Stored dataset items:
--------

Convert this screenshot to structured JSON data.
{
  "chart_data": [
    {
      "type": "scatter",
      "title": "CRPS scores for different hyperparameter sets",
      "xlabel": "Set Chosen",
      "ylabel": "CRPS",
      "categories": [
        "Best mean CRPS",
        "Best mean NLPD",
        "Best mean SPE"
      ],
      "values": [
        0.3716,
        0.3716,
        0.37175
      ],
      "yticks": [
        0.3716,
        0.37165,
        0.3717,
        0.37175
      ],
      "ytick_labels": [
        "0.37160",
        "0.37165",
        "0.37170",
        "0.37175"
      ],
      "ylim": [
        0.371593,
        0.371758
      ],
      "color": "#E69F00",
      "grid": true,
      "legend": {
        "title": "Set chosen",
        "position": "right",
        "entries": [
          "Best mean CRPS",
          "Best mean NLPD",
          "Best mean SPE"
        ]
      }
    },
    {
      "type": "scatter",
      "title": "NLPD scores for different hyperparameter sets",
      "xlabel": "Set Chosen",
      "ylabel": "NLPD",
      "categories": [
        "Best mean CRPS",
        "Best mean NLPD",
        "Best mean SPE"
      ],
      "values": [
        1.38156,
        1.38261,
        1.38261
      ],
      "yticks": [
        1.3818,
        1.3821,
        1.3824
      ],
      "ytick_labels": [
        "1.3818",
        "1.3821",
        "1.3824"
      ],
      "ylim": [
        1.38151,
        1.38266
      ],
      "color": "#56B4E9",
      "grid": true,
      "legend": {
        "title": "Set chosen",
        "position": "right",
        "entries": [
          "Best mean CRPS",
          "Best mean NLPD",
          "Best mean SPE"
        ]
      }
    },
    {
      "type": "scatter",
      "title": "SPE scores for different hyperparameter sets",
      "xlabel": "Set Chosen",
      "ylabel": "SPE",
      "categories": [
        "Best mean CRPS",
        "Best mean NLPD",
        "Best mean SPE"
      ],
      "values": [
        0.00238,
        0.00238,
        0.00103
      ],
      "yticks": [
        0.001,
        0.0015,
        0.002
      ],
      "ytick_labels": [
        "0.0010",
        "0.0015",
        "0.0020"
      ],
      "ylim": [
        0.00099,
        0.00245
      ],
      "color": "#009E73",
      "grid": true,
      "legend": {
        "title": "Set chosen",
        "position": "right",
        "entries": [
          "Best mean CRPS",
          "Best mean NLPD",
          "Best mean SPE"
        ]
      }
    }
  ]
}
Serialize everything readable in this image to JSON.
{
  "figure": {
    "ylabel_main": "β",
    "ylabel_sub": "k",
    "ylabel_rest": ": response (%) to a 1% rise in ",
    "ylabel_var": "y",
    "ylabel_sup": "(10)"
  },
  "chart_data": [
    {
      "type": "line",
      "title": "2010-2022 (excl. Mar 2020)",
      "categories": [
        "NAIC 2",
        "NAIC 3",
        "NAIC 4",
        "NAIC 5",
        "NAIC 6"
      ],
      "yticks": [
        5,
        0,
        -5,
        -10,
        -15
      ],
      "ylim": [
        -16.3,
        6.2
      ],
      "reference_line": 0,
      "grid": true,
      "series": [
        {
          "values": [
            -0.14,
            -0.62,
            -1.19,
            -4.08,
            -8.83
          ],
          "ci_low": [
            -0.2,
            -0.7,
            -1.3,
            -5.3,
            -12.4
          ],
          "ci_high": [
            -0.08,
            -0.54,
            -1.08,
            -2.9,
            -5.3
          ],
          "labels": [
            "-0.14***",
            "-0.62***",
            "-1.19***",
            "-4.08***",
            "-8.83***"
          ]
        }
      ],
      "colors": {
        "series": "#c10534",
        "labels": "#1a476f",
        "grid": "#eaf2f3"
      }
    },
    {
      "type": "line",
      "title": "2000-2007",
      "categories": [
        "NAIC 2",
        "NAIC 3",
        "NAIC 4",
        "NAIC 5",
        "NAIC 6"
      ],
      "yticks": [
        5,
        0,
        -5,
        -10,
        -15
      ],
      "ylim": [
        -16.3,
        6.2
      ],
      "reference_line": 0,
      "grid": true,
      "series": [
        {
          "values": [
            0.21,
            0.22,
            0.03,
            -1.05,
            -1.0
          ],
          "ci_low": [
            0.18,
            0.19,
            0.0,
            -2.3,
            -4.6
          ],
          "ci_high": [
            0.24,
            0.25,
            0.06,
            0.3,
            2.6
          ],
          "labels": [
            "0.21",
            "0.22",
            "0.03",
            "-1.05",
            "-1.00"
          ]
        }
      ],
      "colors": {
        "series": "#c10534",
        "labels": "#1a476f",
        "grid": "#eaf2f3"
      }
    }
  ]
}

--------

Repeat every line of the records above exactly.

Convert this screenshot to structured JSON data.
{
  "chart_data": [
    {
      "type": "scatter",
      "title": "CRPS scores for different hyperparameter sets",
      "xlabel": "Set Chosen",
      "ylabel": "CRPS",
      "categories": [
        "Best mean CRPS",
        "Best mean NLPD",
        "Best mean SPE"
      ],
      "values": [
        0.3716,
        0.3716,
        0.37175
      ],
      "yticks": [
        0.3716,
        0.37165,
        0.3717,
        0.37175
      ],
      "ytick_labels": [
        "0.37160",
        "0.37165",
        "0.37170",
        "0.37175"
      ],
      "ylim": [
        0.371593,
        0.371758
      ],
      "color": "#E69F00",
      "grid": true,
      "legend": {
        "title": "Set chosen",
        "position": "right",
        "entries": [
          "Best mean CRPS",
          "Best mean NLPD",
          "Best mean SPE"
        ]
      }
    },
    {
      "type": "scatter",
      "title": "NLPD scores for different hyperparameter sets",
      "xlabel": "Set Chosen",
      "ylabel": "NLPD",
      "categories": [
        "Best mean CRPS",
        "Best mean NLPD",
        "Best mean SPE"
      ],
      "values": [
        1.38156,
        1.38261,
        1.38261
      ],
      "yticks": [
        1.3818,
        1.3821,
        1.3824
      ],
      "ytick_labels": [
        "1.3818",
        "1.3821",
        "1.3824"
      ],
      "ylim": [
        1.38151,
        1.38266
      ],
      "color": "#56B4E9",
      "grid": true,
      "legend": {
        "title": "Set chosen",
        "position": "right",
        "entries": [
          "Best mean CRPS",
          "Best mean NLPD",
          "Best mean SPE"
        ]
      }
    },
    {
      "type": "scatter",
      "title": "SPE scores for different hyperparameter sets",
      "xlabel": "Set Chosen",
      "ylabel": "SPE",
      "categories": [
        "Best mean CRPS",
        "Best mean NLPD",
        "Best mean SPE"
      ],
      "values": [
        0.00238,
        0.00238,
        0.00103
      ],
      "yticks": [
        0.001,
        0.0015,
        0.002
      ],
      "ytick_labels": [
        "0.0010",
        "0.0015",
        "0.0020"
      ],
      "ylim": [
        0.00099,
        0.00245
      ],
      "color": "#009E73",
      "grid": true,
      "legend": {
        "title": "Set chosen",
        "position": "right",
        "entries": [
          "Best mean CRPS",
          "Best mean NLPD",
          "Best mean SPE"
        ]
      }
    }
  ]
}
Serialize everything readable in this image to JSON.
{
  "figure": {
    "ylabel_main": "β",
    "ylabel_sub": "k",
    "ylabel_rest": ": response (%) to a 1% rise in ",
    "ylabel_var": "y",
    "ylabel_sup": "(10)"
  },
  "chart_data": [
    {
      "type": "line",
      "title": "2010-2022 (excl. Mar 2020)",
      "categories": [
        "NAIC 2",
        "NAIC 3",
        "NAIC 4",
        "NAIC 5",
        "NAIC 6"
      ],
      "yticks": [
        5,
        0,
        -5,
        -10,
        -15
      ],
      "ylim": [
        -16.3,
        6.2
      ],
      "reference_line": 0,
      "grid": true,
      "series": [
        {
          "values": [
            -0.14,
            -0.62,
            -1.19,
            -4.08,
            -8.83
          ],
          "ci_low": [
            -0.2,
            -0.7,
            -1.3,
            -5.3,
            -12.4
          ],
          "ci_high": [
            -0.08,
            -0.54,
            -1.08,
            -2.9,
            -5.3
          ],
          "labels": [
            "-0.14***",
            "-0.62***",
            "-1.19***",
            "-4.08***",
            "-8.83***"
          ]
        }
      ],
      "colors": {
        "series": "#c10534",
        "labels": "#1a476f",
        "grid": "#eaf2f3"
      }
    },
    {
      "type": "line",
      "title": "2000-2007",
      "categories": [
        "NAIC 2",
        "NAIC 3",
        "NAIC 4",
        "NAIC 5",
        "NAIC 6"
      ],
      "yticks": [
        5,
        0,
        -5,
        -10,
        -15
      ],
      "ylim": [
        -16.3,
        6.2
      ],
      "reference_line": 0,
      "grid": true,
      "series": [
        {
          "values": [
            0.21,
            0.22,
            0.03,
            -1.05,
            -1.0
          ],
          "ci_low": [
            0.18,
            0.19,
            0.0,
            -2.3,
            -4.6
          ],
          "ci_high": [
            0.24,
            0.25,
            0.06,
            0.3,
            2.6
          ],
          "labels": [
            "0.21",
            "0.22",
            "0.03",
            "-1.05",
            "-1.00"
          ]
        }
      ],
      "colors": {
        "series": "#c10534",
        "labels": "#1a476f",
        "grid": "#eaf2f3"
      }
    }
  ]
}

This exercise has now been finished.